• ABOUT THIS TASK
Only lines holding the word "einsenden" should be copied from the material.

**********

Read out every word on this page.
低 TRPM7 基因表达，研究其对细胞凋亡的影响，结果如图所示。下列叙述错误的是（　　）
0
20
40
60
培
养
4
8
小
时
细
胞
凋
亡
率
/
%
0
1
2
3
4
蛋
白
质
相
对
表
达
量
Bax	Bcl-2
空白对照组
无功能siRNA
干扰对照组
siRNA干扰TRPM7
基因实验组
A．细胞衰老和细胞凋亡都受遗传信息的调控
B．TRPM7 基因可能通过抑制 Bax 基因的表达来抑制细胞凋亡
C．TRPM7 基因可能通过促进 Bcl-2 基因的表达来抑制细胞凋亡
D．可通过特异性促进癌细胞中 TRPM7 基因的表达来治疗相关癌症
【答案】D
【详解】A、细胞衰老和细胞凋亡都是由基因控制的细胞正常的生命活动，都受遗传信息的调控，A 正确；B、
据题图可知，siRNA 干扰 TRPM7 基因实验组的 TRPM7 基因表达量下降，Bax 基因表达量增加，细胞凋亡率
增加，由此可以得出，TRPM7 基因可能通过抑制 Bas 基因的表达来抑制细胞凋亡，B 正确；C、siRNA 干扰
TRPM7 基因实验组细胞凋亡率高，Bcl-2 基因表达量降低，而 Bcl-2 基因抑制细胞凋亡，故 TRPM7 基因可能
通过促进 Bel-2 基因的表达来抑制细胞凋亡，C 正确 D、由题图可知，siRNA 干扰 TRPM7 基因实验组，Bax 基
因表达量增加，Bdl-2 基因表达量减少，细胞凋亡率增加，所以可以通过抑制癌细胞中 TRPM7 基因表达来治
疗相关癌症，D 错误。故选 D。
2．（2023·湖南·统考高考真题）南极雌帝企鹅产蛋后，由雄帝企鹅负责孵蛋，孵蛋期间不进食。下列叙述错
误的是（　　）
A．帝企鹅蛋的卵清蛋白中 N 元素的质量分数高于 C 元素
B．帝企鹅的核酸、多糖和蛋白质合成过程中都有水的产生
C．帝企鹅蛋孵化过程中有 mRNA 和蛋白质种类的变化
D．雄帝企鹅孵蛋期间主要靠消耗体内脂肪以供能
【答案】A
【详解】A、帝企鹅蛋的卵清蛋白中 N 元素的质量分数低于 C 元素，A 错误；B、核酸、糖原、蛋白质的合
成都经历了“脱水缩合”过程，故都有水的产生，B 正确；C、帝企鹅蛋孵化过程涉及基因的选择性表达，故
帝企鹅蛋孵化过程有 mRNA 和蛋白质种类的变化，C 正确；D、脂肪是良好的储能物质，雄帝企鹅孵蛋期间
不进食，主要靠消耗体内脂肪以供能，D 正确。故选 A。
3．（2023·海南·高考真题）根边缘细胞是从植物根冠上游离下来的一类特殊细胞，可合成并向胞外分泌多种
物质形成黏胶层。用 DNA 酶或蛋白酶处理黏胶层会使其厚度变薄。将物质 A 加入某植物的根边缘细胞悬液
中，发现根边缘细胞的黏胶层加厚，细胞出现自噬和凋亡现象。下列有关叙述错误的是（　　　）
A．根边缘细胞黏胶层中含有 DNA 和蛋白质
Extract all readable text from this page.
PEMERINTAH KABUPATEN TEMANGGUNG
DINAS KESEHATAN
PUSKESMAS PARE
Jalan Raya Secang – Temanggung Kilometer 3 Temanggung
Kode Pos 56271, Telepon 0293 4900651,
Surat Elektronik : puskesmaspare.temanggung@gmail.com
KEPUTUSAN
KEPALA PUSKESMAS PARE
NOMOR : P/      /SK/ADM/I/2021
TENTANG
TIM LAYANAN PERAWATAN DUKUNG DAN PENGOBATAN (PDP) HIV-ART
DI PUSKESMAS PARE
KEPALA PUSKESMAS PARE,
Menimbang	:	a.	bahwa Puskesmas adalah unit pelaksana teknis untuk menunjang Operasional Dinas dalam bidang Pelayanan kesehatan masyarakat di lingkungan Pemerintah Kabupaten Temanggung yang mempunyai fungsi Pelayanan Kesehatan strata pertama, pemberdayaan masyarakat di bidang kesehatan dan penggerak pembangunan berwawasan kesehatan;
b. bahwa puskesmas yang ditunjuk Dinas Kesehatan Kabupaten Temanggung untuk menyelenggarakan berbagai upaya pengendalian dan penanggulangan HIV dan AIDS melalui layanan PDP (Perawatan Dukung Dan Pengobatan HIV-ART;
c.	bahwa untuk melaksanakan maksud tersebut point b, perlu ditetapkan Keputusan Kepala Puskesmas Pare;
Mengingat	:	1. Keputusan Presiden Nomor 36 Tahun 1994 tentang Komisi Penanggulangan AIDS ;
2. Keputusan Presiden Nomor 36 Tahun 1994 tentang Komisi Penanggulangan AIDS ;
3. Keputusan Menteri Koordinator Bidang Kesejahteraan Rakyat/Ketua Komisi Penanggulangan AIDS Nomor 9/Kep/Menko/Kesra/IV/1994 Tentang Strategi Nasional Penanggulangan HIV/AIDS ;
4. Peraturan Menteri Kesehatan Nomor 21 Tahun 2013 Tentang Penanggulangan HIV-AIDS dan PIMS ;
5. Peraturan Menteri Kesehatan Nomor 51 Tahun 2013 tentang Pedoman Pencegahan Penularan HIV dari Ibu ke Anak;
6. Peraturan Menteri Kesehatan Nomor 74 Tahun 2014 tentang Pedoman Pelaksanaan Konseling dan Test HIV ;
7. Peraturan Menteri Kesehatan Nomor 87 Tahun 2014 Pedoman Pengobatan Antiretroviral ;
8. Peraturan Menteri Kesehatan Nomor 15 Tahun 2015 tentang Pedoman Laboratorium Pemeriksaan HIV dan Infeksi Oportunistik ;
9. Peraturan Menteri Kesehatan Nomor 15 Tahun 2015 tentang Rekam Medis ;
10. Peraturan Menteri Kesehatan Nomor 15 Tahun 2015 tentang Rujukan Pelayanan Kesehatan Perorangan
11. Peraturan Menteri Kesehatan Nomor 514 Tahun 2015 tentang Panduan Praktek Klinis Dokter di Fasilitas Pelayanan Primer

**********

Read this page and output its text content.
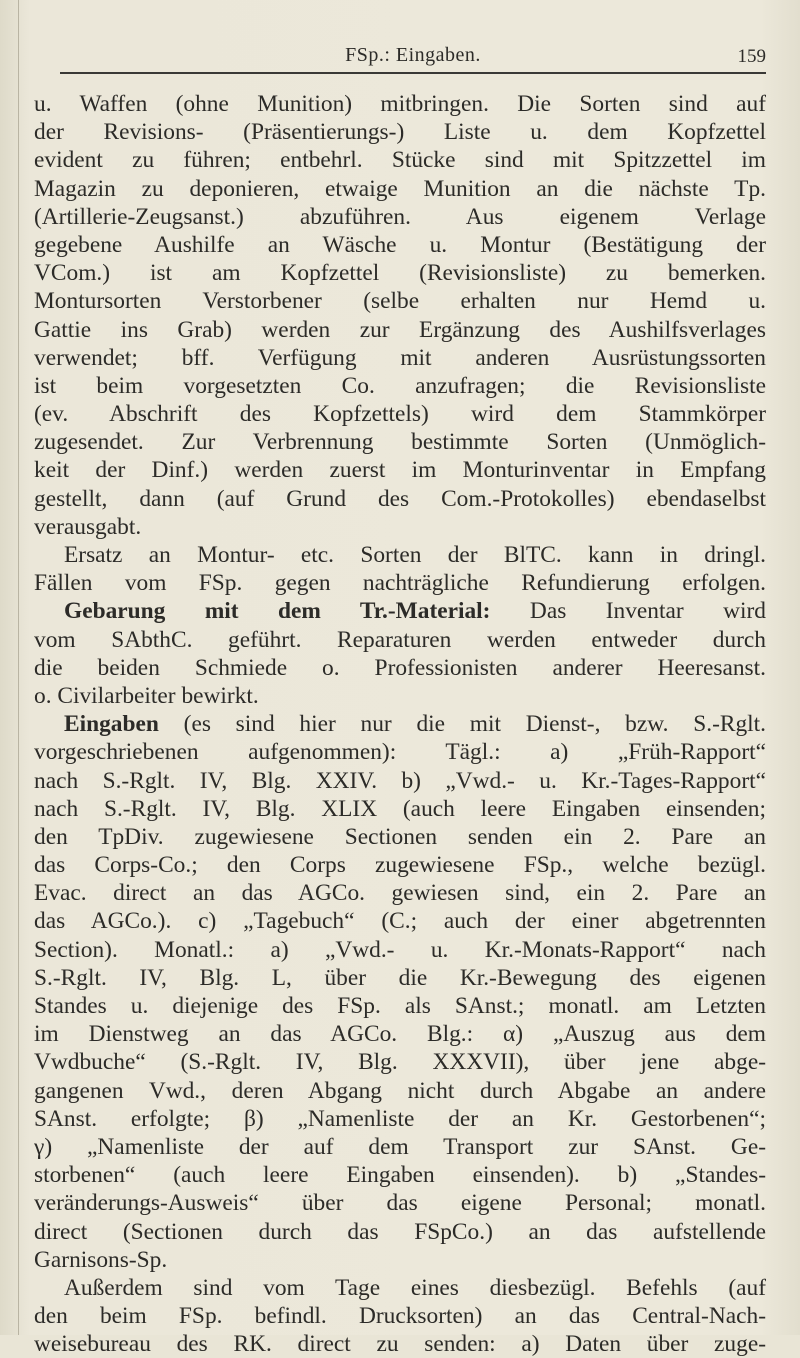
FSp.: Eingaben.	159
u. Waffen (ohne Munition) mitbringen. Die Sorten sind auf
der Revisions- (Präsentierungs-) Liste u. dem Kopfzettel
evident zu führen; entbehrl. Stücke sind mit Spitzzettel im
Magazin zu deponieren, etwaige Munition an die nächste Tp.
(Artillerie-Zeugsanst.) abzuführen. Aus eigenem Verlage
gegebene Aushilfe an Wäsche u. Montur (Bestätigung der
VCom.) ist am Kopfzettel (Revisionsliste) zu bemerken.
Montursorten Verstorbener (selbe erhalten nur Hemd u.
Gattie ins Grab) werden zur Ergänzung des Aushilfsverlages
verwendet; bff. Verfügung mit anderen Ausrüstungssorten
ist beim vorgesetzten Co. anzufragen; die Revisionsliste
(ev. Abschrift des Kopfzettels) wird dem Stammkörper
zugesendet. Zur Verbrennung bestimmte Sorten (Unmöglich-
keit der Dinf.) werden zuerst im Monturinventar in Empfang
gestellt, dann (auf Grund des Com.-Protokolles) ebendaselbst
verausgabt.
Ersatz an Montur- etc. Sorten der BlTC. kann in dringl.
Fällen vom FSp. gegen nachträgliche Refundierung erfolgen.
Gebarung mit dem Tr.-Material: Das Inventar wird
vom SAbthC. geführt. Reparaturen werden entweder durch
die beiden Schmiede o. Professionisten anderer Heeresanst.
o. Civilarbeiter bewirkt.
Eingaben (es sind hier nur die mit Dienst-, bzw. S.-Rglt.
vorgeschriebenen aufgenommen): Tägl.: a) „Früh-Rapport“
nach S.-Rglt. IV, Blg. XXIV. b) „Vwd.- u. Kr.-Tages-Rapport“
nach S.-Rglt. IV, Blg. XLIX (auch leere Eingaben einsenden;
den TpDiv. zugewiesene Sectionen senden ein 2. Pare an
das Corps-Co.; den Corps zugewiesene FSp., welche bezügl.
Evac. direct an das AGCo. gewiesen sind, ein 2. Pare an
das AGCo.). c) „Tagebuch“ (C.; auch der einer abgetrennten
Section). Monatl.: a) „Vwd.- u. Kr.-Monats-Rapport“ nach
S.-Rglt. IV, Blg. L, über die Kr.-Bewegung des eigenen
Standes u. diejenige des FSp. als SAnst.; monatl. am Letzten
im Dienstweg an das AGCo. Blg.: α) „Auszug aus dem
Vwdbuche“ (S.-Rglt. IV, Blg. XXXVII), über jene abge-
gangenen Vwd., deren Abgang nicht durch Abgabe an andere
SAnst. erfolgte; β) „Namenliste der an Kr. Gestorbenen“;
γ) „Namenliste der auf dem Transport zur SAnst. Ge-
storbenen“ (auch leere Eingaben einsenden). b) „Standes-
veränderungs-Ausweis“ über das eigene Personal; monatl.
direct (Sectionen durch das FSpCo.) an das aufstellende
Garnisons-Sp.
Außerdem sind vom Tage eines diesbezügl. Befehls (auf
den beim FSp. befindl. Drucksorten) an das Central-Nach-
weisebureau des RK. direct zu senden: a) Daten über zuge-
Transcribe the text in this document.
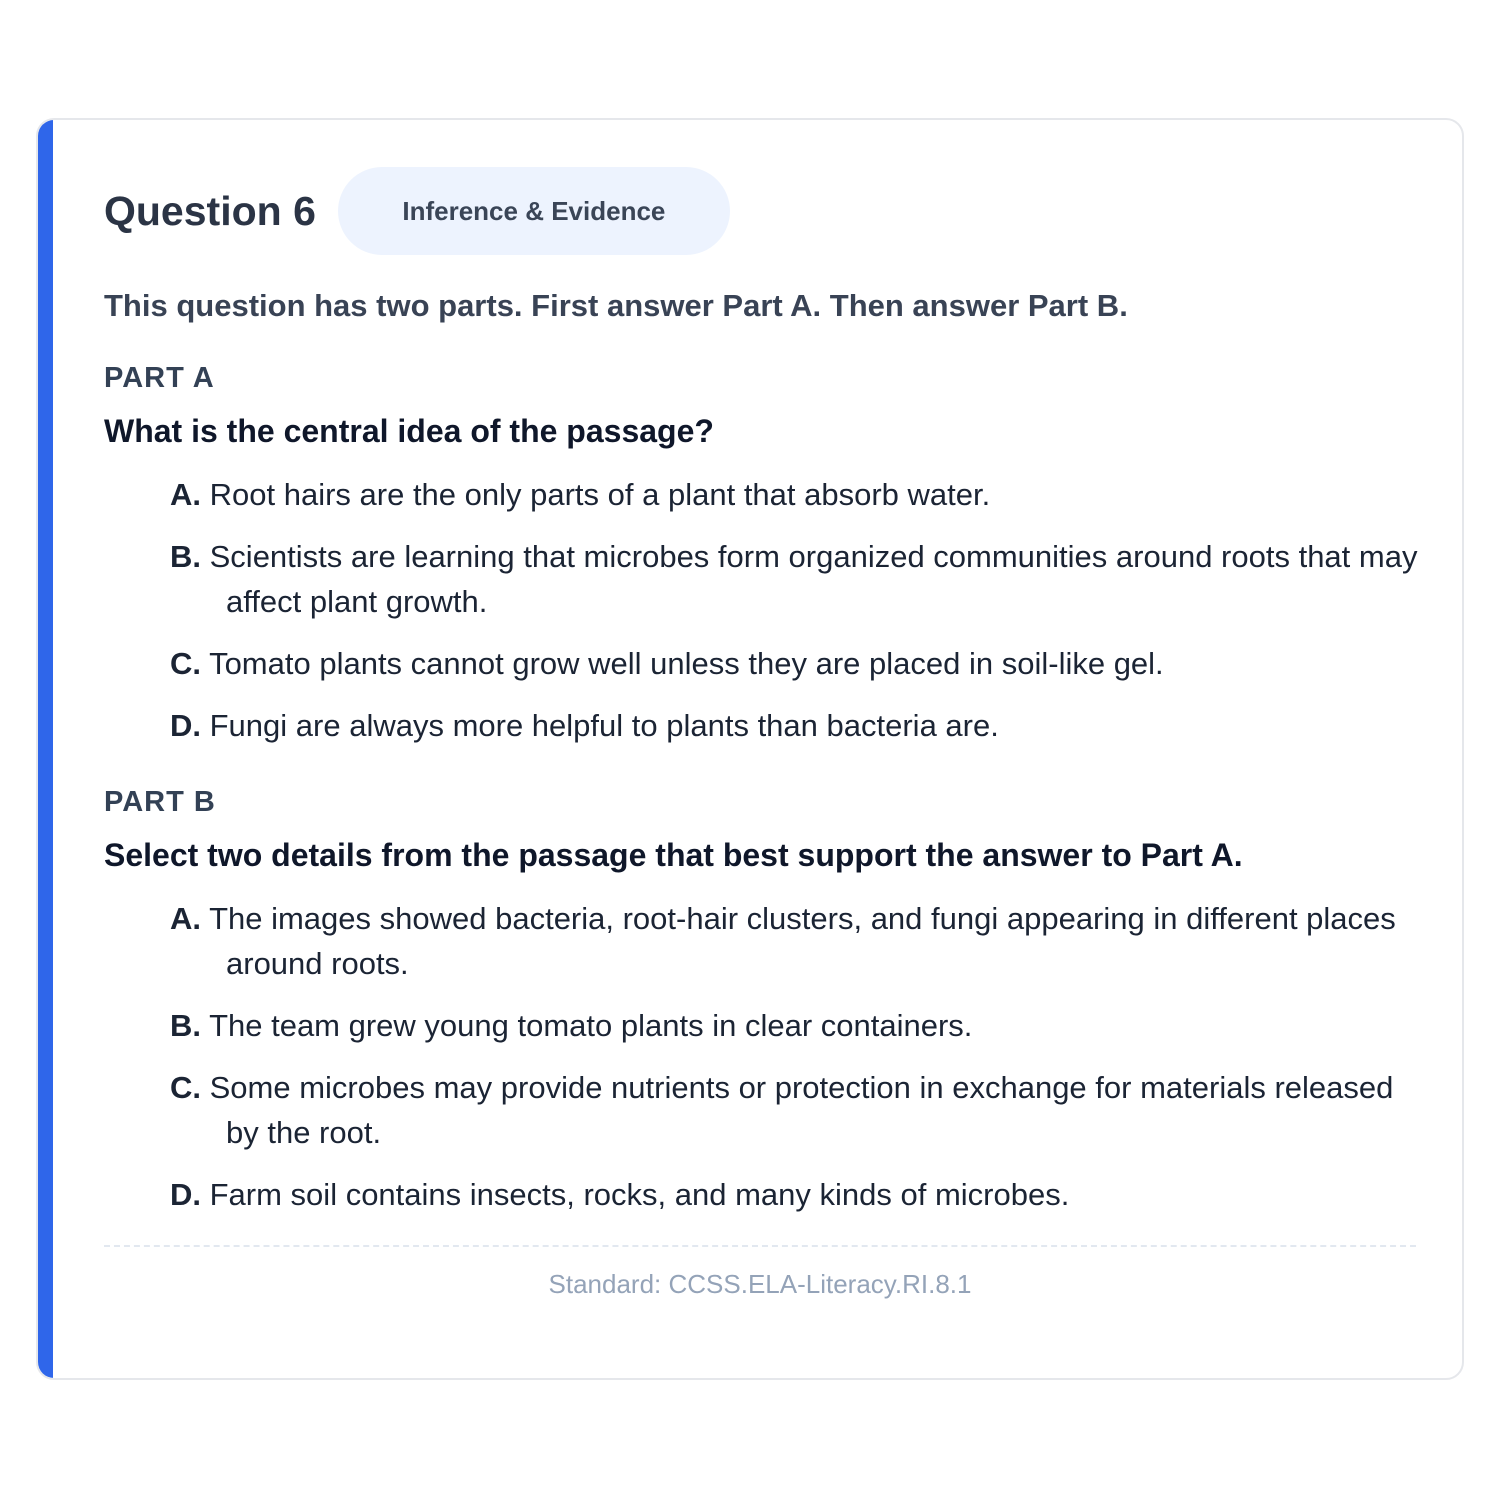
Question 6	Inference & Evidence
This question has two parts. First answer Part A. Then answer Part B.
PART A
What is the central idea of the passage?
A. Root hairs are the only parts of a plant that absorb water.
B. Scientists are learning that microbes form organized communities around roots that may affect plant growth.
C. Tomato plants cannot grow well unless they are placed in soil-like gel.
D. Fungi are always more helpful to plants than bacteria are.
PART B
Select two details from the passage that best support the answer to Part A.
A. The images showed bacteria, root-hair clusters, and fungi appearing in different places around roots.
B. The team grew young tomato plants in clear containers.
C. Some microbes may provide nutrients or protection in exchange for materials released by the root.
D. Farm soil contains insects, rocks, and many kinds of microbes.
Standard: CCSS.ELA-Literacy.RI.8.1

**********

• THE COMPLETED TASK
nach S.-Rglt. IV, Blg. XLIX (auch leere Eingaben einsenden;
storbenen“ (auch leere Eingaben einsenden). b) „Standes-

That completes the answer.